Required task:
Repeat all entries exactly.

The input:
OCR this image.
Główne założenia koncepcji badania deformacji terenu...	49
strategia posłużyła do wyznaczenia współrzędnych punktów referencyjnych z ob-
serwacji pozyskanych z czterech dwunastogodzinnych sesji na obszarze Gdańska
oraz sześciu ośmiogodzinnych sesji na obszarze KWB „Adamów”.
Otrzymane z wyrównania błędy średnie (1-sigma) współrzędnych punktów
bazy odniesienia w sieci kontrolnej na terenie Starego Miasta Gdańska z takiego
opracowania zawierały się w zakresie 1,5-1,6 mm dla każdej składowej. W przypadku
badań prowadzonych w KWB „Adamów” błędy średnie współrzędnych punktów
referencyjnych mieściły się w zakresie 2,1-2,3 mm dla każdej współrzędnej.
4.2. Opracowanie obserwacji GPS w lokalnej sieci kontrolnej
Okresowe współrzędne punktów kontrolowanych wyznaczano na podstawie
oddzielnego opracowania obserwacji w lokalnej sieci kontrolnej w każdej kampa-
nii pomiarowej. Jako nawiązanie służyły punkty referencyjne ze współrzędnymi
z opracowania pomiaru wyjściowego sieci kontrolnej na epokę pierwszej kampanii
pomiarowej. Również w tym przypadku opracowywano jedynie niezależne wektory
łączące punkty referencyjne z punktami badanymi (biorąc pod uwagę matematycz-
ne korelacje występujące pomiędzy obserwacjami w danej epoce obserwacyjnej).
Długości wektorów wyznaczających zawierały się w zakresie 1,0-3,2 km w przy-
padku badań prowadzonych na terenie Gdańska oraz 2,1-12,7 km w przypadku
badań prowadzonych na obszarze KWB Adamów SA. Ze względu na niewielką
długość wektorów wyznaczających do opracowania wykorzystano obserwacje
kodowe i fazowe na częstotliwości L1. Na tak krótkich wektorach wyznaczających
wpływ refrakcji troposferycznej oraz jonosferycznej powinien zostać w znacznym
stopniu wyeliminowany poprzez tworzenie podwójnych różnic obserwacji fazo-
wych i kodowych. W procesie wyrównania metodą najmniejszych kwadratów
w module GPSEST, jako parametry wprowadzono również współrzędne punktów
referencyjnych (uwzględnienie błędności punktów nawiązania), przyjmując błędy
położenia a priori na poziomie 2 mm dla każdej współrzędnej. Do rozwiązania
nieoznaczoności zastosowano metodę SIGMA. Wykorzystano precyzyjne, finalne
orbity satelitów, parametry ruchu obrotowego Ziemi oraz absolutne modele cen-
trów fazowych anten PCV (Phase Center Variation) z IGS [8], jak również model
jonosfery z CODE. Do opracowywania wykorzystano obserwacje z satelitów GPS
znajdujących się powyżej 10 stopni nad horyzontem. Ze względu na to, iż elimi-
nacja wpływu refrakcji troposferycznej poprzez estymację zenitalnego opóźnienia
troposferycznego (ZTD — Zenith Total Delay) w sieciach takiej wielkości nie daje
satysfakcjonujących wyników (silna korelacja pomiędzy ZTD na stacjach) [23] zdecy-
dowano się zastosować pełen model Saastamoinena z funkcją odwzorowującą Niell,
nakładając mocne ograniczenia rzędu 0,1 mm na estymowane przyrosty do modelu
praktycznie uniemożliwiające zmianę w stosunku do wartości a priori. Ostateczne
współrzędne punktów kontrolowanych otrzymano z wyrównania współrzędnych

Output for this exercise:
OCR this image.
Główne założenia koncepcji badania deformacji terenu...	49
strategia posłużyła do wyznaczenia współrzędnych punktów referencyjnych z ob-
serwacji pozyskanych z czterech dwunastogodzinnych sesji na obszarze Gdańska
oraz sześciu ośmiogodzinnych sesji na obszarze KWB „Adamów”.
Otrzymane z wyrównania błędy średnie (1-sigma) współrzędnych punktów
bazy odniesienia w sieci kontrolnej na terenie Starego Miasta Gdańska z takiego
opracowania zawierały się w zakresie 1,5-1,6 mm dla każdej składowej. W przypadku
badań prowadzonych w KWB „Adamów” błędy średnie współrzędnych punktów
referencyjnych mieściły się w zakresie 2,1-2,3 mm dla każdej współrzędnej.
4.2. Opracowanie obserwacji GPS w lokalnej sieci kontrolnej
Okresowe współrzędne punktów kontrolowanych wyznaczano na podstawie
oddzielnego opracowania obserwacji w lokalnej sieci kontrolnej w każdej kampa-
nii pomiarowej. Jako nawiązanie służyły punkty referencyjne ze współrzędnymi
z opracowania pomiaru wyjściowego sieci kontrolnej na epokę pierwszej kampanii
pomiarowej. Również w tym przypadku opracowywano jedynie niezależne wektory
łączące punkty referencyjne z punktami badanymi (biorąc pod uwagę matematycz-
ne korelacje występujące pomiędzy obserwacjami w danej epoce obserwacyjnej).
Długości wektorów wyznaczających zawierały się w zakresie 1,0-3,2 km w przy-
padku badań prowadzonych na terenie Gdańska oraz 2,1-12,7 km w przypadku
badań prowadzonych na obszarze KWB Adamów SA. Ze względu na niewielką
długość wektorów wyznaczających do opracowania wykorzystano obserwacje
kodowe i fazowe na częstotliwości L1. Na tak krótkich wektorach wyznaczających
wpływ refrakcji troposferycznej oraz jonosferycznej powinien zostać w znacznym
stopniu wyeliminowany poprzez tworzenie podwójnych różnic obserwacji fazo-
wych i kodowych. W procesie wyrównania metodą najmniejszych kwadratów
w module GPSEST, jako parametry wprowadzono również współrzędne punktów
referencyjnych (uwzględnienie błędności punktów nawiązania), przyjmując błędy
położenia a priori na poziomie 2 mm dla każdej współrzędnej. Do rozwiązania
nieoznaczoności zastosowano metodę SIGMA. Wykorzystano precyzyjne, finalne
orbity satelitów, parametry ruchu obrotowego Ziemi oraz absolutne modele cen-
trów fazowych anten PCV (Phase Center Variation) z IGS [8], jak również model
jonosfery z CODE. Do opracowywania wykorzystano obserwacje z satelitów GPS
znajdujących się powyżej 10 stopni nad horyzontem. Ze względu na to, iż elimi-
nacja wpływu refrakcji troposferycznej poprzez estymację zenitalnego opóźnienia
troposferycznego (ZTD — Zenith Total Delay) w sieciach takiej wielkości nie daje
satysfakcjonujących wyników (silna korelacja pomiędzy ZTD na stacjach) [23] zdecy-
dowano się zastosować pełen model Saastamoinena z funkcją odwzorowującą Niell,
nakładając mocne ograniczenia rzędu 0,1 mm na estymowane przyrosty do modelu
praktycznie uniemożliwiające zmianę w stosunku do wartości a priori. Ostateczne
współrzędne punktów kontrolowanych otrzymano z wyrównania współrzędnych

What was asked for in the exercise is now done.